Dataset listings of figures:
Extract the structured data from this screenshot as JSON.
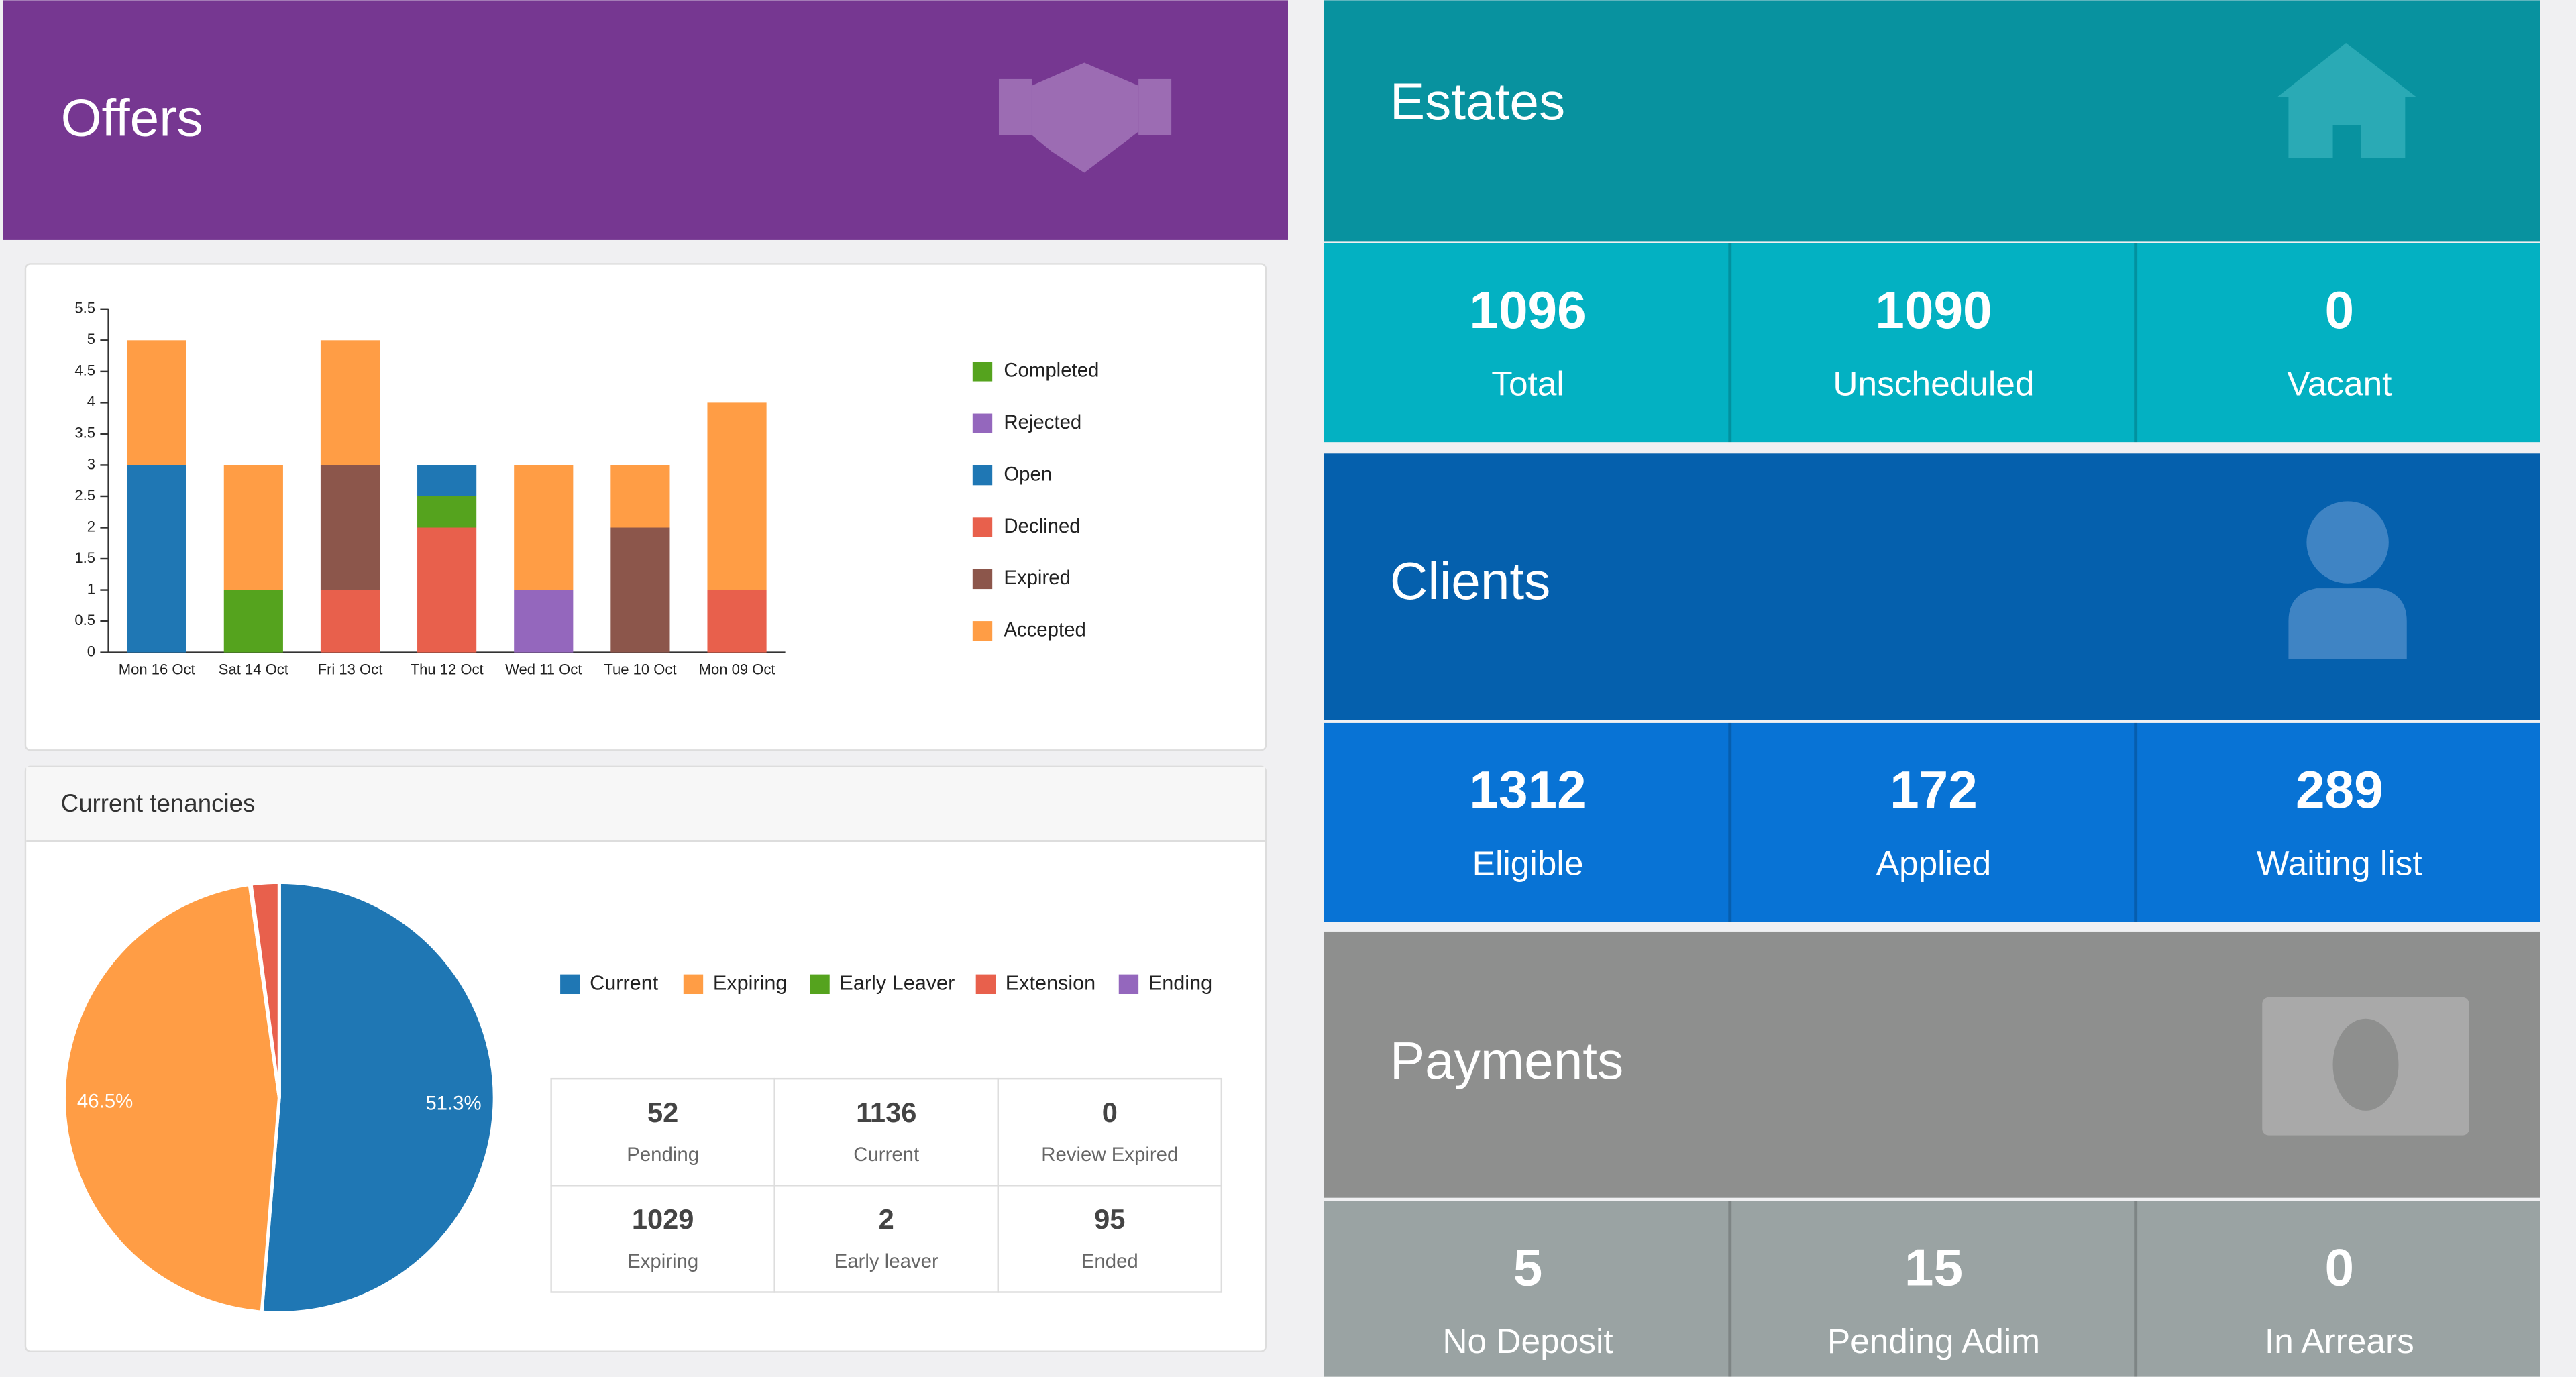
{
  "offers_title": "Offers",
  "chart_data": [
    {
      "type": "bar",
      "stacked": true,
      "categories": [
        "Mon 16 Oct",
        "Sat 14 Oct",
        "Fri 13 Oct",
        "Thu 12 Oct",
        "Wed 11 Oct",
        "Tue 10 Oct",
        "Mon 09 Oct"
      ],
      "series": [
        {
          "name": "Completed",
          "color": "#55a31e",
          "values": [
            0,
            1,
            0,
            0.5,
            0,
            0,
            0
          ]
        },
        {
          "name": "Rejected",
          "color": "#9467bd",
          "values": [
            0,
            0,
            0,
            0,
            1,
            0,
            0
          ]
        },
        {
          "name": "Open",
          "color": "#1f77b4",
          "values": [
            3,
            0,
            0,
            0.5,
            0,
            0,
            0
          ]
        },
        {
          "name": "Declined",
          "color": "#e8604c",
          "values": [
            0,
            0,
            1,
            2,
            0,
            0,
            1
          ]
        },
        {
          "name": "Expired",
          "color": "#8c564b",
          "values": [
            0,
            0,
            2,
            0,
            0,
            2,
            0
          ]
        },
        {
          "name": "Accepted",
          "color": "#ff9d45",
          "values": [
            2,
            2,
            2,
            0,
            2,
            1,
            3
          ]
        }
      ],
      "ylim": [
        0,
        5.5
      ],
      "yticks": [
        0,
        0.5,
        1,
        1.5,
        2,
        2.5,
        3,
        3.5,
        4,
        4.5,
        5,
        5.5
      ],
      "legend": "right"
    },
    {
      "type": "pie",
      "title": "Current tenancies",
      "categories": [
        "Current",
        "Expiring",
        "Early Leaver",
        "Extension",
        "Ending"
      ],
      "colors": [
        "#1f77b4",
        "#ff9d45",
        "#55a31e",
        "#e8604c",
        "#9467bd"
      ],
      "values": [
        51.3,
        46.5,
        0.1,
        2.1,
        0
      ],
      "value_labels": [
        "51.3%",
        "46.5%",
        null,
        null,
        null
      ],
      "legend": "top"
    }
  ],
  "tenancy_stats": [
    {
      "value": "52",
      "label": "Pending"
    },
    {
      "value": "1136",
      "label": "Current"
    },
    {
      "value": "0",
      "label": "Review Expired"
    },
    {
      "value": "1029",
      "label": "Expiring"
    },
    {
      "value": "2",
      "label": "Early leaver"
    },
    {
      "value": "95",
      "label": "Ended"
    }
  ],
  "tiles": [
    {
      "title": "Estates",
      "stats": [
        {
          "value": "1096",
          "label": "Total"
        },
        {
          "value": "1090",
          "label": "Unscheduled"
        },
        {
          "value": "0",
          "label": "Vacant"
        }
      ]
    },
    {
      "title": "Clients",
      "stats": [
        {
          "value": "1312",
          "label": "Eligible"
        },
        {
          "value": "172",
          "label": "Applied"
        },
        {
          "value": "289",
          "label": "Waiting list"
        }
      ]
    },
    {
      "title": "Payments",
      "stats": [
        {
          "value": "5",
          "label": "No Deposit"
        },
        {
          "value": "15",
          "label": "Pending Adim"
        },
        {
          "value": "0",
          "label": "In Arrears"
        }
      ]
    }
  ]
}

* _Aim_
Write out the entries above word for word. Do not include the pictures.

* _Solution below_
Extract the structured data from this screenshot as JSON.
{
  "offers_title": "Offers",
  "chart_data": [
    {
      "type": "bar",
      "stacked": true,
      "categories": [
        "Mon 16 Oct",
        "Sat 14 Oct",
        "Fri 13 Oct",
        "Thu 12 Oct",
        "Wed 11 Oct",
        "Tue 10 Oct",
        "Mon 09 Oct"
      ],
      "series": [
        {
          "name": "Completed",
          "color": "#55a31e",
          "values": [
            0,
            1,
            0,
            0.5,
            0,
            0,
            0
          ]
        },
        {
          "name": "Rejected",
          "color": "#9467bd",
          "values": [
            0,
            0,
            0,
            0,
            1,
            0,
            0
          ]
        },
        {
          "name": "Open",
          "color": "#1f77b4",
          "values": [
            3,
            0,
            0,
            0.5,
            0,
            0,
            0
          ]
        },
        {
          "name": "Declined",
          "color": "#e8604c",
          "values": [
            0,
            0,
            1,
            2,
            0,
            0,
            1
          ]
        },
        {
          "name": "Expired",
          "color": "#8c564b",
          "values": [
            0,
            0,
            2,
            0,
            0,
            2,
            0
          ]
        },
        {
          "name": "Accepted",
          "color": "#ff9d45",
          "values": [
            2,
            2,
            2,
            0,
            2,
            1,
            3
          ]
        }
      ],
      "ylim": [
        0,
        5.5
      ],
      "yticks": [
        0,
        0.5,
        1,
        1.5,
        2,
        2.5,
        3,
        3.5,
        4,
        4.5,
        5,
        5.5
      ],
      "legend": "right"
    },
    {
      "type": "pie",
      "title": "Current tenancies",
      "categories": [
        "Current",
        "Expiring",
        "Early Leaver",
        "Extension",
        "Ending"
      ],
      "colors": [
        "#1f77b4",
        "#ff9d45",
        "#55a31e",
        "#e8604c",
        "#9467bd"
      ],
      "values": [
        51.3,
        46.5,
        0.1,
        2.1,
        0
      ],
      "value_labels": [
        "51.3%",
        "46.5%",
        null,
        null,
        null
      ],
      "legend": "top"
    }
  ],
  "tenancy_stats": [
    {
      "value": "52",
      "label": "Pending"
    },
    {
      "value": "1136",
      "label": "Current"
    },
    {
      "value": "0",
      "label": "Review Expired"
    },
    {
      "value": "1029",
      "label": "Expiring"
    },
    {
      "value": "2",
      "label": "Early leaver"
    },
    {
      "value": "95",
      "label": "Ended"
    }
  ],
  "tiles": [
    {
      "title": "Estates",
      "stats": [
        {
          "value": "1096",
          "label": "Total"
        },
        {
          "value": "1090",
          "label": "Unscheduled"
        },
        {
          "value": "0",
          "label": "Vacant"
        }
      ]
    },
    {
      "title": "Clients",
      "stats": [
        {
          "value": "1312",
          "label": "Eligible"
        },
        {
          "value": "172",
          "label": "Applied"
        },
        {
          "value": "289",
          "label": "Waiting list"
        }
      ]
    },
    {
      "title": "Payments",
      "stats": [
        {
          "value": "5",
          "label": "No Deposit"
        },
        {
          "value": "15",
          "label": "Pending Adim"
        },
        {
          "value": "0",
          "label": "In Arrears"
        }
      ]
    }
  ]
}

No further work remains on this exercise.